Task inputs:
-.-.-

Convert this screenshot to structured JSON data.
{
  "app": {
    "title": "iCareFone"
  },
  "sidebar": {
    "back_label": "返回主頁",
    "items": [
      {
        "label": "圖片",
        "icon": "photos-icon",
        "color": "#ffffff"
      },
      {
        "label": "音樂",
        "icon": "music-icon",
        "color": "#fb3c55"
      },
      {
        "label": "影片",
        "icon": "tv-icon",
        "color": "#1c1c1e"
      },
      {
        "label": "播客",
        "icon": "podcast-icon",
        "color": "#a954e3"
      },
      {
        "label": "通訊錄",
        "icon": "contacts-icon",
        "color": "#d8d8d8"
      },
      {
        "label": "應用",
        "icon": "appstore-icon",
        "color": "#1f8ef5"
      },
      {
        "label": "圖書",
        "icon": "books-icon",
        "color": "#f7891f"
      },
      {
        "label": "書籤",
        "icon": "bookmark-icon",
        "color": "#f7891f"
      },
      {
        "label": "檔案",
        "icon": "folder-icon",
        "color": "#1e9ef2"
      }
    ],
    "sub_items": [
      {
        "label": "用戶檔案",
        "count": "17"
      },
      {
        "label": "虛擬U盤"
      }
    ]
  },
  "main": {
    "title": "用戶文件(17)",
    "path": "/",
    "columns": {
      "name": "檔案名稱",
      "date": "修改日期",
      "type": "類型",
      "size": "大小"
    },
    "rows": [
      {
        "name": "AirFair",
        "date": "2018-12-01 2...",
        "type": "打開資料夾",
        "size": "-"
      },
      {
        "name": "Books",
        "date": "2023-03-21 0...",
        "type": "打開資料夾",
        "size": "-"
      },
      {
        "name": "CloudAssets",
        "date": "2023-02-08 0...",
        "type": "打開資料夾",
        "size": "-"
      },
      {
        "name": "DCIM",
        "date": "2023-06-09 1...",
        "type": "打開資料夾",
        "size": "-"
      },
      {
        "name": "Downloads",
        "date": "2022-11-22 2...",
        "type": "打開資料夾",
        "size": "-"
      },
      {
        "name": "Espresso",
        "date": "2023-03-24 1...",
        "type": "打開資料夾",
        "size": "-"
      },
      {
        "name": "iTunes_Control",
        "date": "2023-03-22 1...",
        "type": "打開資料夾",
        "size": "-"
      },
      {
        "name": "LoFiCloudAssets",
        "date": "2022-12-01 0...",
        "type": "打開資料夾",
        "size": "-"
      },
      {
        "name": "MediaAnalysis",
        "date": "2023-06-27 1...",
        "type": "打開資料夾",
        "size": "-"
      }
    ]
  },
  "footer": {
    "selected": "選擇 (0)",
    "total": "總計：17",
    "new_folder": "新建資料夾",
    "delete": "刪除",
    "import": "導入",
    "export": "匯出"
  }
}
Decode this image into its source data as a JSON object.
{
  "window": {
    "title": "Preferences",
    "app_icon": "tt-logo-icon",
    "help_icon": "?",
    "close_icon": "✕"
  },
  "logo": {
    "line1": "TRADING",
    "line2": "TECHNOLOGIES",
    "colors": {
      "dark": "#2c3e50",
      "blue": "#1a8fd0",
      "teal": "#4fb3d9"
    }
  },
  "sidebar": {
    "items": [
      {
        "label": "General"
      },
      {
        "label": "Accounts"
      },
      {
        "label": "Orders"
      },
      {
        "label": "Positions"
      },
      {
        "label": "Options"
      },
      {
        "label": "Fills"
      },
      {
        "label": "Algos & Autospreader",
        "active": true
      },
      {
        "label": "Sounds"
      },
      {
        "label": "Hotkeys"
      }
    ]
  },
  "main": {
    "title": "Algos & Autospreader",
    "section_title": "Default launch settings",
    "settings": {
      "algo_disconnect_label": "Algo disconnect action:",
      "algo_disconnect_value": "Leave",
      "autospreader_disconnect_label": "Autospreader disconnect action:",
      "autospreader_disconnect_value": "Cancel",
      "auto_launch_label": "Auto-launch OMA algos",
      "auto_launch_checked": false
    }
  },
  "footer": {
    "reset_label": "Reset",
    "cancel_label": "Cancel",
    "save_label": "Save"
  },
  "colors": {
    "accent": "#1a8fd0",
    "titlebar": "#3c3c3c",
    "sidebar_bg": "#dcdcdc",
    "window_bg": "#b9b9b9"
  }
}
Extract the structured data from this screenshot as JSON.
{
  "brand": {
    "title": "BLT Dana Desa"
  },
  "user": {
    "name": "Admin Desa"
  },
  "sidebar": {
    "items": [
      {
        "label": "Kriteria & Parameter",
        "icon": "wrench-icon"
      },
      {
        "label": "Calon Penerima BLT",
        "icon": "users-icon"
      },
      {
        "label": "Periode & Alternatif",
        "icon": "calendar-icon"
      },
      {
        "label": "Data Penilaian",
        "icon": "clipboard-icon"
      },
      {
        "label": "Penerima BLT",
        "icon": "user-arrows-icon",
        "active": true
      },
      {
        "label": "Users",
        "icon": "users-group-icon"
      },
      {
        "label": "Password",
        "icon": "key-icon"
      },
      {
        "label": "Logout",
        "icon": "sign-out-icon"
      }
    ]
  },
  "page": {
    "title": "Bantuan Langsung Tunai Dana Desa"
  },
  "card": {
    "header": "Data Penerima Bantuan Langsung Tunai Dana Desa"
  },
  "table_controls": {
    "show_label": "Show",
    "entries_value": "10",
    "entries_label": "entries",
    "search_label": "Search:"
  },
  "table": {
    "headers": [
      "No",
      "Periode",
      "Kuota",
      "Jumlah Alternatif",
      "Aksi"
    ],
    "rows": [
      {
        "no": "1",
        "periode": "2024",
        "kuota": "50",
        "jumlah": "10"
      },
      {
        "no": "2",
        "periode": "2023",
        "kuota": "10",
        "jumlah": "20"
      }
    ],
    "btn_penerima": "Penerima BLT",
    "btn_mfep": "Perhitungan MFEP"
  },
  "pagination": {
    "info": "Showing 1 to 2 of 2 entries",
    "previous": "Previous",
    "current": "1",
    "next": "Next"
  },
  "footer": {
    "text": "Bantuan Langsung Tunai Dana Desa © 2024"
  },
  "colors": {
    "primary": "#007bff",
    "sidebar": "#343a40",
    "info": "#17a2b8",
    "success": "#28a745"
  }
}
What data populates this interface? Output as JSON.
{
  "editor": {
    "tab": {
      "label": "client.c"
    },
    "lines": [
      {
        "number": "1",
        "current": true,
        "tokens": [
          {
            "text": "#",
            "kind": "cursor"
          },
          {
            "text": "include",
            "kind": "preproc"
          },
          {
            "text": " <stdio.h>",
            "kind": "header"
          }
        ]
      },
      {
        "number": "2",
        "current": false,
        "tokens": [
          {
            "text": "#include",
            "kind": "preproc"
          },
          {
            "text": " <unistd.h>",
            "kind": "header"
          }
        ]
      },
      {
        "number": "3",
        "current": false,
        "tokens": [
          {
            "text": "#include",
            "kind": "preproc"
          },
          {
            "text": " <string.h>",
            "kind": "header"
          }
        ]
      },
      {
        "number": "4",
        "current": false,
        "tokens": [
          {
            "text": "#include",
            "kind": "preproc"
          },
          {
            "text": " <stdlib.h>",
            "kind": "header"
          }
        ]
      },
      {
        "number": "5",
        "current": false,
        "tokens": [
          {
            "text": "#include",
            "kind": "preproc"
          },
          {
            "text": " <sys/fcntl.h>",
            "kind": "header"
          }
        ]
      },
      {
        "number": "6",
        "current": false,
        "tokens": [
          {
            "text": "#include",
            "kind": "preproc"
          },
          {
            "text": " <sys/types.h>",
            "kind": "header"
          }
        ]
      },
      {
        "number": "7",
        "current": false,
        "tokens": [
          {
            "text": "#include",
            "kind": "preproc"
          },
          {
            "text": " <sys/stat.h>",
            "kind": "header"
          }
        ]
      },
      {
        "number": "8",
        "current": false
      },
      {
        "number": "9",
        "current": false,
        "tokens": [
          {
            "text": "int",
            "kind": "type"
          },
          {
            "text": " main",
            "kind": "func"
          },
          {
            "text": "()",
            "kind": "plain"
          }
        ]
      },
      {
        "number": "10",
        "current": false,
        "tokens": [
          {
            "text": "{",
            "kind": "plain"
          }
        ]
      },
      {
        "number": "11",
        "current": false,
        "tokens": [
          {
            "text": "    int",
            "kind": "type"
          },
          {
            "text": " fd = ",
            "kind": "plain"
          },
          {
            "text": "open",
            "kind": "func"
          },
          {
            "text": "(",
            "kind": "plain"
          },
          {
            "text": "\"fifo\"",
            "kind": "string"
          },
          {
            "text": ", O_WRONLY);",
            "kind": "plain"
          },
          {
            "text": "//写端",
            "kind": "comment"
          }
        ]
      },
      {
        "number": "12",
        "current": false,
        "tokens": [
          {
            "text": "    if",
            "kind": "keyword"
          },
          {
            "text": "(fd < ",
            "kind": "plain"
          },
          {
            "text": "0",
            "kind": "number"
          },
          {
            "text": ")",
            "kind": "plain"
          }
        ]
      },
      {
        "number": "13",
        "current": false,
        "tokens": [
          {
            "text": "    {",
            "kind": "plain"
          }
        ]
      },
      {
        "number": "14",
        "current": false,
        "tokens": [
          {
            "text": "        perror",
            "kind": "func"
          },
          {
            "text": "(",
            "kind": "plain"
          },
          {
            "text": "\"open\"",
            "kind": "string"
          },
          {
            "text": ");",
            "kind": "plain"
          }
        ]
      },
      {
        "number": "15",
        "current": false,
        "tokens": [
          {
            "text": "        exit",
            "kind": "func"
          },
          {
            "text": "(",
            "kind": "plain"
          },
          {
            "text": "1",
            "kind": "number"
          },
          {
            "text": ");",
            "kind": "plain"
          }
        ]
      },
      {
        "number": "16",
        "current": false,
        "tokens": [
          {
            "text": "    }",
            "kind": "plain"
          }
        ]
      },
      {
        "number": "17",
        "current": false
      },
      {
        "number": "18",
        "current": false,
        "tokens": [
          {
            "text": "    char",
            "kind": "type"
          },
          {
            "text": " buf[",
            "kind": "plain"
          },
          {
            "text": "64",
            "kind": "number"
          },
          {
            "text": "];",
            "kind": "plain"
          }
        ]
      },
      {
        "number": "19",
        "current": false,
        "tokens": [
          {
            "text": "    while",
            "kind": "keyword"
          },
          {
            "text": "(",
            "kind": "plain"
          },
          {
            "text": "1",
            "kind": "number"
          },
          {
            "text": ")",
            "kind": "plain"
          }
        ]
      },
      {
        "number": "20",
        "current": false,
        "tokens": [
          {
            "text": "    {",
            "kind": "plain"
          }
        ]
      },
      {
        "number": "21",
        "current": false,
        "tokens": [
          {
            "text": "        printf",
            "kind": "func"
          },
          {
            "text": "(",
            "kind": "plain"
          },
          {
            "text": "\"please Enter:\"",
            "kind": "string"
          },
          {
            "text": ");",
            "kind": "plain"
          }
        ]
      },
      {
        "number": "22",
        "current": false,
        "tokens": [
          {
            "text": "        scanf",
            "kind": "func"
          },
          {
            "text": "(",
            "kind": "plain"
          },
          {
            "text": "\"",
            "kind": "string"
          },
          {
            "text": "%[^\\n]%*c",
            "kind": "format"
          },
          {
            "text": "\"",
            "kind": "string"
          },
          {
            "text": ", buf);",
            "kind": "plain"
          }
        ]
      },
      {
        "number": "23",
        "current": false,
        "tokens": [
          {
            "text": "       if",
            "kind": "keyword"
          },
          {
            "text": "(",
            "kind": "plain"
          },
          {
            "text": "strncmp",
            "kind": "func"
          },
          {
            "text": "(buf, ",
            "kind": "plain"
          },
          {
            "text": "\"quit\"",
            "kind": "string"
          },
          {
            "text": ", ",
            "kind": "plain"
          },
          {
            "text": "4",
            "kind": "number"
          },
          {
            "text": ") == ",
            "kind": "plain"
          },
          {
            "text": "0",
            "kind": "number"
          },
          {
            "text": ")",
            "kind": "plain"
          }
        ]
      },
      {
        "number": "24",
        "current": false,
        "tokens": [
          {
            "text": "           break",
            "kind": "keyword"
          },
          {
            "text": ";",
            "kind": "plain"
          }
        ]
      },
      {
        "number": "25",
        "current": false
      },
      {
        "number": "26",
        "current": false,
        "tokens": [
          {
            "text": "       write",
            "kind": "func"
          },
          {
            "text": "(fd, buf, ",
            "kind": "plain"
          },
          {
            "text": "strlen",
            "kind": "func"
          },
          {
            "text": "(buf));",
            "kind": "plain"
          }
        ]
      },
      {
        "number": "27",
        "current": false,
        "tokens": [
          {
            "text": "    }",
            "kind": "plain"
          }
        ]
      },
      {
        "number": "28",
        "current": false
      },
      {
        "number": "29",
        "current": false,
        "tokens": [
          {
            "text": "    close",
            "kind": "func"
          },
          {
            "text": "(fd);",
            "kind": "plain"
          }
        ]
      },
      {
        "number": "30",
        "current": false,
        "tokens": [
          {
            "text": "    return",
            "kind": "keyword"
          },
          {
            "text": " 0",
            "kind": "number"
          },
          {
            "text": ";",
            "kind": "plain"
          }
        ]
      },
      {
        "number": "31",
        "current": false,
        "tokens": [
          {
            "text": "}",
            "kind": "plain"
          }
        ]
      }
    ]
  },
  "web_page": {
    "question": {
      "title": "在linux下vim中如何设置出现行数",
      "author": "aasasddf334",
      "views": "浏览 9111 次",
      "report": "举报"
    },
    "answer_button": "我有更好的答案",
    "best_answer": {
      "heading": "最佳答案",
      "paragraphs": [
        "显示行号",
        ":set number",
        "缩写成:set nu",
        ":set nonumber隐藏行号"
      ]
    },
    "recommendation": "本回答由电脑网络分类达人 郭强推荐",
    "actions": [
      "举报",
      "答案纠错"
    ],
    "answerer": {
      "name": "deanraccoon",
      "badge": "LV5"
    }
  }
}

-.-.-

In the lines above, find each one with "Alternatif" and list it.

        "label": "Periode & Alternatif",
      "Jumlah Alternatif",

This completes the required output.